[START Data provided]

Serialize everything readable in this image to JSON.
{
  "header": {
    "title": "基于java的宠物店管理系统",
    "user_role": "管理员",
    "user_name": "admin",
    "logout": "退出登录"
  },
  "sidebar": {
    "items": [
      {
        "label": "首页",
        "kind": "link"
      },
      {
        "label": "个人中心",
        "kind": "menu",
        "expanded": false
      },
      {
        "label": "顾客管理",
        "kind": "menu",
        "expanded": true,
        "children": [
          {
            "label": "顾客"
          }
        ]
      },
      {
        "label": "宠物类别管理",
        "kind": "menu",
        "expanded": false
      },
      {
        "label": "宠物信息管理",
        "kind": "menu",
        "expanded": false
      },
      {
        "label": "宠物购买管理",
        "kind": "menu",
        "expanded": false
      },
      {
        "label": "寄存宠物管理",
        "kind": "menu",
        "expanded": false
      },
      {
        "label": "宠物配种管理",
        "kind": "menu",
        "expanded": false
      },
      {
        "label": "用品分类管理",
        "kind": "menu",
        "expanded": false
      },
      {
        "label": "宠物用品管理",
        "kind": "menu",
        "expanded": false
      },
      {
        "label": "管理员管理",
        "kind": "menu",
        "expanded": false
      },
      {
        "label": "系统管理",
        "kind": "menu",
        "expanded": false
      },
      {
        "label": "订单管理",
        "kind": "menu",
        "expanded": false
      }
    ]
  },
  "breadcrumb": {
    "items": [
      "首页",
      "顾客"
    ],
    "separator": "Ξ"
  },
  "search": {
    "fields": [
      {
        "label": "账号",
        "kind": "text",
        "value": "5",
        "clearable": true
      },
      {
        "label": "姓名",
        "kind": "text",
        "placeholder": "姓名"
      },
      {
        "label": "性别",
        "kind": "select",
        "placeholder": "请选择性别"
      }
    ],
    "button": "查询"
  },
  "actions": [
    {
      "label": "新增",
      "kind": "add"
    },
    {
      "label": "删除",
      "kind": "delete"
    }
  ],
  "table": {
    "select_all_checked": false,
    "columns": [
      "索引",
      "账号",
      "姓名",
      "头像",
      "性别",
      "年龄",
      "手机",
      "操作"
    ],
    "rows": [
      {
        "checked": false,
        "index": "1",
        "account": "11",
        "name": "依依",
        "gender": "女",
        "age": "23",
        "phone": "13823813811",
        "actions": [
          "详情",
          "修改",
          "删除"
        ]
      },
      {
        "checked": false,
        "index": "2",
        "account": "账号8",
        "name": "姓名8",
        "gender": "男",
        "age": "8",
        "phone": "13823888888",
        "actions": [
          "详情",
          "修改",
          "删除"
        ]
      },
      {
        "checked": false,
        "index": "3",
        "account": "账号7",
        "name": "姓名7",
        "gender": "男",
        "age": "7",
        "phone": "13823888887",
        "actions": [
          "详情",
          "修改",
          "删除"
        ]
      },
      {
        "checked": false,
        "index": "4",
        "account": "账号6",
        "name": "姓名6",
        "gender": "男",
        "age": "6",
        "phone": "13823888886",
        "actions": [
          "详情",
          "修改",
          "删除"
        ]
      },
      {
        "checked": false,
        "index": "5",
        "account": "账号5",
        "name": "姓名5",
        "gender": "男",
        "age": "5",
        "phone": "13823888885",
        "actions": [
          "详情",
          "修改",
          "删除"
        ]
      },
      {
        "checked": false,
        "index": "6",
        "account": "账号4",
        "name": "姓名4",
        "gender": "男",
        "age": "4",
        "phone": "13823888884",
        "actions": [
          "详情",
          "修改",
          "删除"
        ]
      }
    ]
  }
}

[END Data provided]

• Written task:
Please repeat all the records above exactly as they appear.

• Written response:
Serialize everything readable in this image to JSON.
{
  "header": {
    "title": "基于java的宠物店管理系统",
    "user_role": "管理员",
    "user_name": "admin",
    "logout": "退出登录"
  },
  "sidebar": {
    "items": [
      {
        "label": "首页",
        "kind": "link"
      },
      {
        "label": "个人中心",
        "kind": "menu",
        "expanded": false
      },
      {
        "label": "顾客管理",
        "kind": "menu",
        "expanded": true,
        "children": [
          {
            "label": "顾客"
          }
        ]
      },
      {
        "label": "宠物类别管理",
        "kind": "menu",
        "expanded": false
      },
      {
        "label": "宠物信息管理",
        "kind": "menu",
        "expanded": false
      },
      {
        "label": "宠物购买管理",
        "kind": "menu",
        "expanded": false
      },
      {
        "label": "寄存宠物管理",
        "kind": "menu",
        "expanded": false
      },
      {
        "label": "宠物配种管理",
        "kind": "menu",
        "expanded": false
      },
      {
        "label": "用品分类管理",
        "kind": "menu",
        "expanded": false
      },
      {
        "label": "宠物用品管理",
        "kind": "menu",
        "expanded": false
      },
      {
        "label": "管理员管理",
        "kind": "menu",
        "expanded": false
      },
      {
        "label": "系统管理",
        "kind": "menu",
        "expanded": false
      },
      {
        "label": "订单管理",
        "kind": "menu",
        "expanded": false
      }
    ]
  },
  "breadcrumb": {
    "items": [
      "首页",
      "顾客"
    ],
    "separator": "Ξ"
  },
  "search": {
    "fields": [
      {
        "label": "账号",
        "kind": "text",
        "value": "5",
        "clearable": true
      },
      {
        "label": "姓名",
        "kind": "text",
        "placeholder": "姓名"
      },
      {
        "label": "性别",
        "kind": "select",
        "placeholder": "请选择性别"
      }
    ],
    "button": "查询"
  },
  "actions": [
    {
      "label": "新增",
      "kind": "add"
    },
    {
      "label": "删除",
      "kind": "delete"
    }
  ],
  "table": {
    "select_all_checked": false,
    "columns": [
      "索引",
      "账号",
      "姓名",
      "头像",
      "性别",
      "年龄",
      "手机",
      "操作"
    ],
    "rows": [
      {
        "checked": false,
        "index": "1",
        "account": "11",
        "name": "依依",
        "gender": "女",
        "age": "23",
        "phone": "13823813811",
        "actions": [
          "详情",
          "修改",
          "删除"
        ]
      },
      {
        "checked": false,
        "index": "2",
        "account": "账号8",
        "name": "姓名8",
        "gender": "男",
        "age": "8",
        "phone": "13823888888",
        "actions": [
          "详情",
          "修改",
          "删除"
        ]
      },
      {
        "checked": false,
        "index": "3",
        "account": "账号7",
        "name": "姓名7",
        "gender": "男",
        "age": "7",
        "phone": "13823888887",
        "actions": [
          "详情",
          "修改",
          "删除"
        ]
      },
      {
        "checked": false,
        "index": "4",
        "account": "账号6",
        "name": "姓名6",
        "gender": "男",
        "age": "6",
        "phone": "13823888886",
        "actions": [
          "详情",
          "修改",
          "删除"
        ]
      },
      {
        "checked": false,
        "index": "5",
        "account": "账号5",
        "name": "姓名5",
        "gender": "男",
        "age": "5",
        "phone": "13823888885",
        "actions": [
          "详情",
          "修改",
          "删除"
        ]
      },
      {
        "checked": false,
        "index": "6",
        "account": "账号4",
        "name": "姓名4",
        "gender": "男",
        "age": "4",
        "phone": "13823888884",
        "actions": [
          "详情",
          "修改",
          "删除"
        ]
      }
    ]
  }
}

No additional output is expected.